§ Task directions:
Please give the listing again, word for word, with nothing left out.
— start Data for processing —
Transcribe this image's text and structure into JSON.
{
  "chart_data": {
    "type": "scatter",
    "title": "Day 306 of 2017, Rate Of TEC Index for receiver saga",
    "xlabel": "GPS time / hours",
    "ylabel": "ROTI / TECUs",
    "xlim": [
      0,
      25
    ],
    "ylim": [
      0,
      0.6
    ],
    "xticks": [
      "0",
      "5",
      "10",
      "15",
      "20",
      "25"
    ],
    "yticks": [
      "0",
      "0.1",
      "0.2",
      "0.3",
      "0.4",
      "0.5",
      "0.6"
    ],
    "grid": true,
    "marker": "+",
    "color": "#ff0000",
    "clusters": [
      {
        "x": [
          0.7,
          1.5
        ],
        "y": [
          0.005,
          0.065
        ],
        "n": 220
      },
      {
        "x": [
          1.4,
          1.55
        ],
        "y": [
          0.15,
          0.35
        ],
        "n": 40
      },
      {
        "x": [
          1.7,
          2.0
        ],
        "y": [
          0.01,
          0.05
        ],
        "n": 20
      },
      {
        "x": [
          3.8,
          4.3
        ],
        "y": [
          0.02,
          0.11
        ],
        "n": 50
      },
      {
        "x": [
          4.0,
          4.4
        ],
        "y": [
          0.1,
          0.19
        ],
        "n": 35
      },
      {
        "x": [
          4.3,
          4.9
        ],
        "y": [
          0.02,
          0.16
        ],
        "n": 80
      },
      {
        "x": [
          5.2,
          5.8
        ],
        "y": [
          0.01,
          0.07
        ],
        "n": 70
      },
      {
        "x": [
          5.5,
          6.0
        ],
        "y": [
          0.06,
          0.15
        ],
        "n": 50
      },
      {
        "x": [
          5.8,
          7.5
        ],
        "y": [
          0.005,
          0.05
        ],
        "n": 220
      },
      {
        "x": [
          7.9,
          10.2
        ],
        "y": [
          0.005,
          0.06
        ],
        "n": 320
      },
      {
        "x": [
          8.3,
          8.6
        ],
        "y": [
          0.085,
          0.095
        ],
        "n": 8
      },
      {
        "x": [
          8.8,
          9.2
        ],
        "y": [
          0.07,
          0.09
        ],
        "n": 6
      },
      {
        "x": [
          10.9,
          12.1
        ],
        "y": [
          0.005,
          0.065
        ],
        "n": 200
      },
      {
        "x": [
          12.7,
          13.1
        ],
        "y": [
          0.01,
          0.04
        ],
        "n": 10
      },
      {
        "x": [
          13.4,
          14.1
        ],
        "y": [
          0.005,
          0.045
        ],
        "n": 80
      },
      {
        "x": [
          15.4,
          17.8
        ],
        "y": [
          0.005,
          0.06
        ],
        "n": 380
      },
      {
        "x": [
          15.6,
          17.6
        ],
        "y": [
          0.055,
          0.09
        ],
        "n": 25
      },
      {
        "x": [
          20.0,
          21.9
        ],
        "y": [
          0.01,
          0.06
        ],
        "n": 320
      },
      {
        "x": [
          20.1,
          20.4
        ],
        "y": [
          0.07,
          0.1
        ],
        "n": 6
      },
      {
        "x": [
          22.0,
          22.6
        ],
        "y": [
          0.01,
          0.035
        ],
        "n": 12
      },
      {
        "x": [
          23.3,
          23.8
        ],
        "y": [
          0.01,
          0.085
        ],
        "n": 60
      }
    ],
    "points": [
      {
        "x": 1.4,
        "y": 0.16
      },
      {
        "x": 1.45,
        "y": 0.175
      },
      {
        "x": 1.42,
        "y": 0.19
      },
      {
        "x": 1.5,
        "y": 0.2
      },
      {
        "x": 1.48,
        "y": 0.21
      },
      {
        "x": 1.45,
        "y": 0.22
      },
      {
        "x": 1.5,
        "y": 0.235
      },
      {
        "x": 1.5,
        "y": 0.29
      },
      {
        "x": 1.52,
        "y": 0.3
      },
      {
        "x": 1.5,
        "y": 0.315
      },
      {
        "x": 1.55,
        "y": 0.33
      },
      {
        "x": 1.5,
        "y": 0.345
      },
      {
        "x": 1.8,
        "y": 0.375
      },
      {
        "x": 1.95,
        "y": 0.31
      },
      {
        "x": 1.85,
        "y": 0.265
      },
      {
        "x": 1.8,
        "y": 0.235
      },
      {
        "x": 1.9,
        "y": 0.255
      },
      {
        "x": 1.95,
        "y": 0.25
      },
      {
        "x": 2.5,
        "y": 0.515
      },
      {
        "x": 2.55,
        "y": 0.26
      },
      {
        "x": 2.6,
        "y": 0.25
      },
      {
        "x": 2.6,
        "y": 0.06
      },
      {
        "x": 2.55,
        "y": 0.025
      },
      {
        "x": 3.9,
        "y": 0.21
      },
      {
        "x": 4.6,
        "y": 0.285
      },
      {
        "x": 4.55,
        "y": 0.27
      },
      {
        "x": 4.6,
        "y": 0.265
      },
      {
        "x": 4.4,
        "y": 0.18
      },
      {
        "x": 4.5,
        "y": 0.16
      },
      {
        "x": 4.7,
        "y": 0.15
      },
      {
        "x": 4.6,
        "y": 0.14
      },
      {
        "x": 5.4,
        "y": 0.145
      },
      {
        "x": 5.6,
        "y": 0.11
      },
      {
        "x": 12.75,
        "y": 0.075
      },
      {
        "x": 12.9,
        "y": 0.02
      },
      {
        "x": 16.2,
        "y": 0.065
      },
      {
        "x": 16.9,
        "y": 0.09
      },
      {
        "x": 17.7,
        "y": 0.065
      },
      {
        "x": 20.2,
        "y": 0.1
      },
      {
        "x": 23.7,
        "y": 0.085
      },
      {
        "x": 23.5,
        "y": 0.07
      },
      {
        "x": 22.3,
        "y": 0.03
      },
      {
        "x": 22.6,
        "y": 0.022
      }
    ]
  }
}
— end Data for processing —
§ Answer to this task:
Transcribe this image's text and structure into JSON.
{
  "chart_data": {
    "type": "scatter",
    "title": "Day 306 of 2017, Rate Of TEC Index for receiver saga",
    "xlabel": "GPS time / hours",
    "ylabel": "ROTI / TECUs",
    "xlim": [
      0,
      25
    ],
    "ylim": [
      0,
      0.6
    ],
    "xticks": [
      "0",
      "5",
      "10",
      "15",
      "20",
      "25"
    ],
    "yticks": [
      "0",
      "0.1",
      "0.2",
      "0.3",
      "0.4",
      "0.5",
      "0.6"
    ],
    "grid": true,
    "marker": "+",
    "color": "#ff0000",
    "clusters": [
      {
        "x": [
          0.7,
          1.5
        ],
        "y": [
          0.005,
          0.065
        ],
        "n": 220
      },
      {
        "x": [
          1.4,
          1.55
        ],
        "y": [
          0.15,
          0.35
        ],
        "n": 40
      },
      {
        "x": [
          1.7,
          2.0
        ],
        "y": [
          0.01,
          0.05
        ],
        "n": 20
      },
      {
        "x": [
          3.8,
          4.3
        ],
        "y": [
          0.02,
          0.11
        ],
        "n": 50
      },
      {
        "x": [
          4.0,
          4.4
        ],
        "y": [
          0.1,
          0.19
        ],
        "n": 35
      },
      {
        "x": [
          4.3,
          4.9
        ],
        "y": [
          0.02,
          0.16
        ],
        "n": 80
      },
      {
        "x": [
          5.2,
          5.8
        ],
        "y": [
          0.01,
          0.07
        ],
        "n": 70
      },
      {
        "x": [
          5.5,
          6.0
        ],
        "y": [
          0.06,
          0.15
        ],
        "n": 50
      },
      {
        "x": [
          5.8,
          7.5
        ],
        "y": [
          0.005,
          0.05
        ],
        "n": 220
      },
      {
        "x": [
          7.9,
          10.2
        ],
        "y": [
          0.005,
          0.06
        ],
        "n": 320
      },
      {
        "x": [
          8.3,
          8.6
        ],
        "y": [
          0.085,
          0.095
        ],
        "n": 8
      },
      {
        "x": [
          8.8,
          9.2
        ],
        "y": [
          0.07,
          0.09
        ],
        "n": 6
      },
      {
        "x": [
          10.9,
          12.1
        ],
        "y": [
          0.005,
          0.065
        ],
        "n": 200
      },
      {
        "x": [
          12.7,
          13.1
        ],
        "y": [
          0.01,
          0.04
        ],
        "n": 10
      },
      {
        "x": [
          13.4,
          14.1
        ],
        "y": [
          0.005,
          0.045
        ],
        "n": 80
      },
      {
        "x": [
          15.4,
          17.8
        ],
        "y": [
          0.005,
          0.06
        ],
        "n": 380
      },
      {
        "x": [
          15.6,
          17.6
        ],
        "y": [
          0.055,
          0.09
        ],
        "n": 25
      },
      {
        "x": [
          20.0,
          21.9
        ],
        "y": [
          0.01,
          0.06
        ],
        "n": 320
      },
      {
        "x": [
          20.1,
          20.4
        ],
        "y": [
          0.07,
          0.1
        ],
        "n": 6
      },
      {
        "x": [
          22.0,
          22.6
        ],
        "y": [
          0.01,
          0.035
        ],
        "n": 12
      },
      {
        "x": [
          23.3,
          23.8
        ],
        "y": [
          0.01,
          0.085
        ],
        "n": 60
      }
    ],
    "points": [
      {
        "x": 1.4,
        "y": 0.16
      },
      {
        "x": 1.45,
        "y": 0.175
      },
      {
        "x": 1.42,
        "y": 0.19
      },
      {
        "x": 1.5,
        "y": 0.2
      },
      {
        "x": 1.48,
        "y": 0.21
      },
      {
        "x": 1.45,
        "y": 0.22
      },
      {
        "x": 1.5,
        "y": 0.235
      },
      {
        "x": 1.5,
        "y": 0.29
      },
      {
        "x": 1.52,
        "y": 0.3
      },
      {
        "x": 1.5,
        "y": 0.315
      },
      {
        "x": 1.55,
        "y": 0.33
      },
      {
        "x": 1.5,
        "y": 0.345
      },
      {
        "x": 1.8,
        "y": 0.375
      },
      {
        "x": 1.95,
        "y": 0.31
      },
      {
        "x": 1.85,
        "y": 0.265
      },
      {
        "x": 1.8,
        "y": 0.235
      },
      {
        "x": 1.9,
        "y": 0.255
      },
      {
        "x": 1.95,
        "y": 0.25
      },
      {
        "x": 2.5,
        "y": 0.515
      },
      {
        "x": 2.55,
        "y": 0.26
      },
      {
        "x": 2.6,
        "y": 0.25
      },
      {
        "x": 2.6,
        "y": 0.06
      },
      {
        "x": 2.55,
        "y": 0.025
      },
      {
        "x": 3.9,
        "y": 0.21
      },
      {
        "x": 4.6,
        "y": 0.285
      },
      {
        "x": 4.55,
        "y": 0.27
      },
      {
        "x": 4.6,
        "y": 0.265
      },
      {
        "x": 4.4,
        "y": 0.18
      },
      {
        "x": 4.5,
        "y": 0.16
      },
      {
        "x": 4.7,
        "y": 0.15
      },
      {
        "x": 4.6,
        "y": 0.14
      },
      {
        "x": 5.4,
        "y": 0.145
      },
      {
        "x": 5.6,
        "y": 0.11
      },
      {
        "x": 12.75,
        "y": 0.075
      },
      {
        "x": 12.9,
        "y": 0.02
      },
      {
        "x": 16.2,
        "y": 0.065
      },
      {
        "x": 16.9,
        "y": 0.09
      },
      {
        "x": 17.7,
        "y": 0.065
      },
      {
        "x": 20.2,
        "y": 0.1
      },
      {
        "x": 23.7,
        "y": 0.085
      },
      {
        "x": 23.5,
        "y": 0.07
      },
      {
        "x": 22.3,
        "y": 0.03
      },
      {
        "x": 22.6,
        "y": 0.022
      }
    ]
  }
}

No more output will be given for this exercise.